## Your objective
In the listing below, find every line containing "items" and copy it out.

┄┄┄┄┄┄┄┄┄┄┄┄┄┄┄┄┄┄┄┄

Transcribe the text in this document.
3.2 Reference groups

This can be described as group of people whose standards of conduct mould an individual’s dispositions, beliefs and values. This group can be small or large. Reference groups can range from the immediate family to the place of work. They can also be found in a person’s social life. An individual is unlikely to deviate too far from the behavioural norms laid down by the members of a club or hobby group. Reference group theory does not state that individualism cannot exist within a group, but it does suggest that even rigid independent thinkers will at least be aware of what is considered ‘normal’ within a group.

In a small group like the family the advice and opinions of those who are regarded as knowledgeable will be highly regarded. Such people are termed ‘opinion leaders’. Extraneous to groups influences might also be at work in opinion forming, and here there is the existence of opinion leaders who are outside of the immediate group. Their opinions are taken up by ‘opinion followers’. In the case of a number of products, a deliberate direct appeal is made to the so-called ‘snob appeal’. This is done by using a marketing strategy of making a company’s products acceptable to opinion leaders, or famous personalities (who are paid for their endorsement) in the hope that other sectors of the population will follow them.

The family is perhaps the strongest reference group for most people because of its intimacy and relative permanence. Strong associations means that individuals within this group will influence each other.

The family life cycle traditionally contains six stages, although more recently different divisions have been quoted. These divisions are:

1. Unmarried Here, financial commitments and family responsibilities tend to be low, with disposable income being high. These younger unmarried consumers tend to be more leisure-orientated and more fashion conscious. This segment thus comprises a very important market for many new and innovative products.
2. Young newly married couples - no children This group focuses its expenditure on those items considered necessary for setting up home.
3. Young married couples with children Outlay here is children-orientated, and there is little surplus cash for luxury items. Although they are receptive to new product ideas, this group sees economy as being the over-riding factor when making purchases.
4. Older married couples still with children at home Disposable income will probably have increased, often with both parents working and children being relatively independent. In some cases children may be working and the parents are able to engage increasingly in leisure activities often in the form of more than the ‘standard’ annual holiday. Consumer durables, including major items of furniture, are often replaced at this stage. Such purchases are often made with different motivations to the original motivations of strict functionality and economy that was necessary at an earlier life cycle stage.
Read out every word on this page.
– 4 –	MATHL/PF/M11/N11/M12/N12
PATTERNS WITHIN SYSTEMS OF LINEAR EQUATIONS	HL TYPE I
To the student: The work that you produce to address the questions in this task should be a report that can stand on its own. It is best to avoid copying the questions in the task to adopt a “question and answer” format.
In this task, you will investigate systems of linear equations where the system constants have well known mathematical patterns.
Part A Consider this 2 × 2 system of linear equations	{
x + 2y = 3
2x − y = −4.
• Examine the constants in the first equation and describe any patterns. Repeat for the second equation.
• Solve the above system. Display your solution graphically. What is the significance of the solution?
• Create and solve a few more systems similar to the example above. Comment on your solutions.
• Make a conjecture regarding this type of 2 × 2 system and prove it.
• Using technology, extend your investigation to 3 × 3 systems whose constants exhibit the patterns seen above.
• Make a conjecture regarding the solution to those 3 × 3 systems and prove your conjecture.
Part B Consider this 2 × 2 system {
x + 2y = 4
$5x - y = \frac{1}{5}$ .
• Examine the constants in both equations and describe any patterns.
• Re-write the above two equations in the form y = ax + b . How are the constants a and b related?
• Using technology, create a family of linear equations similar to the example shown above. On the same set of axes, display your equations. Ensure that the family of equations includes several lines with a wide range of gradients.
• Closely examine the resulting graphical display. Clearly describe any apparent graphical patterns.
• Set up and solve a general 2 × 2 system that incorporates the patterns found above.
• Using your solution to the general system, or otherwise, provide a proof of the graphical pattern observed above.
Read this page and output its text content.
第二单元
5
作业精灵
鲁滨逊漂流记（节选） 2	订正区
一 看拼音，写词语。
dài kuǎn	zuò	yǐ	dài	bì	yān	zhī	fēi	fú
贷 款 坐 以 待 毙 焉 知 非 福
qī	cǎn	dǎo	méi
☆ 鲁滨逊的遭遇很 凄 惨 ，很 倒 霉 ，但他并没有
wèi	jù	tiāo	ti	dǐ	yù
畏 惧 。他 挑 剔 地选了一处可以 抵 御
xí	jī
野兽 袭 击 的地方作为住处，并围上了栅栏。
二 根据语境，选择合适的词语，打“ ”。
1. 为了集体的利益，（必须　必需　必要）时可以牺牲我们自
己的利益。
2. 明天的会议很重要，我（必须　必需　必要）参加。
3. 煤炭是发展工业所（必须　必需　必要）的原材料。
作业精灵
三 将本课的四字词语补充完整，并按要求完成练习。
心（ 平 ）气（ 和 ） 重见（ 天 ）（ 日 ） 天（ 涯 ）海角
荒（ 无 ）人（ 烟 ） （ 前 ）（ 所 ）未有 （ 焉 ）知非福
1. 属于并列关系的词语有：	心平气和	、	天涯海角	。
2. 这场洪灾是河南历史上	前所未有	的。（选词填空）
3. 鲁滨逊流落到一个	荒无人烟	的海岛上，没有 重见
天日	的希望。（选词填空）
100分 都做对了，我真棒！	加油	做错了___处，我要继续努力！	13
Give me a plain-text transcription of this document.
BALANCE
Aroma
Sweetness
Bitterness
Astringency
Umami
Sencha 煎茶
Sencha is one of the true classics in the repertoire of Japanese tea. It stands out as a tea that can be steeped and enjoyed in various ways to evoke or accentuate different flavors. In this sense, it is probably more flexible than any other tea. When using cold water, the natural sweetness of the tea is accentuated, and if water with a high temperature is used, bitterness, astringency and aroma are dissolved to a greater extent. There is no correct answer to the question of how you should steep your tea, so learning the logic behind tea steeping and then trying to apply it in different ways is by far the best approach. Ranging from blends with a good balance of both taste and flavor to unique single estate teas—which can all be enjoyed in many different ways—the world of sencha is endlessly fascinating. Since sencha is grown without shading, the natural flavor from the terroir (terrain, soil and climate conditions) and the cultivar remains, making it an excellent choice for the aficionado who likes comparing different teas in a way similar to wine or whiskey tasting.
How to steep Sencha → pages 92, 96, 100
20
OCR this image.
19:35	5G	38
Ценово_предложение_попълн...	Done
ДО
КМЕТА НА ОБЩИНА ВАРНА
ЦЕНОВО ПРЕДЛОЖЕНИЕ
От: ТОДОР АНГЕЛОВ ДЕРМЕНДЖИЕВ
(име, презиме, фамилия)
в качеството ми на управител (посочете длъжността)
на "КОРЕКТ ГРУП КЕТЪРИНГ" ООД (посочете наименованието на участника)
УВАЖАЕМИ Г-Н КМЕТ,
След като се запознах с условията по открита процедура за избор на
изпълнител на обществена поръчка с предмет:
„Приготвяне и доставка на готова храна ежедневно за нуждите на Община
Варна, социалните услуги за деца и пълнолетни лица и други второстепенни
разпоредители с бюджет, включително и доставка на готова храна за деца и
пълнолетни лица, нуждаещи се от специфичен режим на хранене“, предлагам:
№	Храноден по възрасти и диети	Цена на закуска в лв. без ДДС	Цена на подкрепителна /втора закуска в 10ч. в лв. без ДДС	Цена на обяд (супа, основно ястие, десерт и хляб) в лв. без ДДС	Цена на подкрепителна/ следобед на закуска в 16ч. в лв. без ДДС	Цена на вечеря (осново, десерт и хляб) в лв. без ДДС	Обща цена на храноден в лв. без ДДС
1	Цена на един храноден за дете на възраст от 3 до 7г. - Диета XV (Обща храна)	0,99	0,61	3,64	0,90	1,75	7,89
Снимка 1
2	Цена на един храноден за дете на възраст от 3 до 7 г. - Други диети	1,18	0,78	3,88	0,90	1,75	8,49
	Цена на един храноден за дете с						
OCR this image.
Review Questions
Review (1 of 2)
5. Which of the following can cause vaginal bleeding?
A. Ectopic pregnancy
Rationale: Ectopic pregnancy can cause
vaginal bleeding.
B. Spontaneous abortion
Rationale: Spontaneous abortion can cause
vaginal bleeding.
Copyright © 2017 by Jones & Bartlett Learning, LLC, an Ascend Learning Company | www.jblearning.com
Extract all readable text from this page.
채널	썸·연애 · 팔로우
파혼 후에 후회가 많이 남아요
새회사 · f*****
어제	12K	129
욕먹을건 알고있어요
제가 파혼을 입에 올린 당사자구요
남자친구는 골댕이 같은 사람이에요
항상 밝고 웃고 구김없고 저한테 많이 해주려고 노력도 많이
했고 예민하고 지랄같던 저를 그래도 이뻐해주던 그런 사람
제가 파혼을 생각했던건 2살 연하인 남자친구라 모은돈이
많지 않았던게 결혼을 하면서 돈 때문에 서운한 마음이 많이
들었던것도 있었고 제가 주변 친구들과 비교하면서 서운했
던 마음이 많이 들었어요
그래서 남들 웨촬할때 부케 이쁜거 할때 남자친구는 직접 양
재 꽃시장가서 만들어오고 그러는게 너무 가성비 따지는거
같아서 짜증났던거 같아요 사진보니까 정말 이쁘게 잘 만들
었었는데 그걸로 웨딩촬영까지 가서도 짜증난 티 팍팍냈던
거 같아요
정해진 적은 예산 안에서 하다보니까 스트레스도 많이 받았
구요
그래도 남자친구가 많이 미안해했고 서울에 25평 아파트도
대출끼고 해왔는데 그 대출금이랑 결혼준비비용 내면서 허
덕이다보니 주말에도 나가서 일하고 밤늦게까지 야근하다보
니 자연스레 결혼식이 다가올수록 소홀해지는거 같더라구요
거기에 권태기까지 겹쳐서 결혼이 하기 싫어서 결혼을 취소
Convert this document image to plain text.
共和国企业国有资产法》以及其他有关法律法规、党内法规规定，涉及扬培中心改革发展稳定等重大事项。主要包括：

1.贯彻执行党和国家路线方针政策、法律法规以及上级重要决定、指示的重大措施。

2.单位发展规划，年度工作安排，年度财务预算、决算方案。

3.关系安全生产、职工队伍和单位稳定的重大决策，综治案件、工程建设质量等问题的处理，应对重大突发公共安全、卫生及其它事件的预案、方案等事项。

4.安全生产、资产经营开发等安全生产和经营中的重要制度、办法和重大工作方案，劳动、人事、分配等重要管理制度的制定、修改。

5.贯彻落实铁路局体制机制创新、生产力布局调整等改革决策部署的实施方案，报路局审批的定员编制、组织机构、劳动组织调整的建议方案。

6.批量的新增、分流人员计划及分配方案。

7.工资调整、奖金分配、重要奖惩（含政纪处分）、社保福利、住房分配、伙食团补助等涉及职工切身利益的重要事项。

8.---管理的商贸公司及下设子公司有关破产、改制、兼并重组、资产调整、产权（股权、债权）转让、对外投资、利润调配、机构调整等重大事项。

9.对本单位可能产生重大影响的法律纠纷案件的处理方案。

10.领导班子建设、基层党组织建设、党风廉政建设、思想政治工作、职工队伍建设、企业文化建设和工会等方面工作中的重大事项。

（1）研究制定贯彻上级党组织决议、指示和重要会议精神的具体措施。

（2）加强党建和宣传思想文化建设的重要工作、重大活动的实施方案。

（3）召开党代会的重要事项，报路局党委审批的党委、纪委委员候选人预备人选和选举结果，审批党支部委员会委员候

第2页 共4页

┄┄┄┄┄┄┄┄┄┄┄┄┄┄┄┄┄┄┄┄

## Answer to the problem
2. Young newly married couples - no children This group focuses its expenditure on those items considered necessary for setting up home.
3. Young married couples with children Outlay here is children-orientated, and there is little surplus cash for luxury items. Although they are receptive to new product ideas, this group sees economy as being the over-riding factor when making purchases.
4. Older married couples still with children at home Disposable income will probably have increased, often with both parents working and children being relatively independent. In some cases children may be working and the parents are able to engage increasingly in leisure activities often in the form of more than the ‘standard’ annual holiday. Consumer durables, including major items of furniture, are often replaced at this stage. Such purchases are often made with different motivations to the original motivations of strict functionality and economy that was necessary at an earlier life cycle stage.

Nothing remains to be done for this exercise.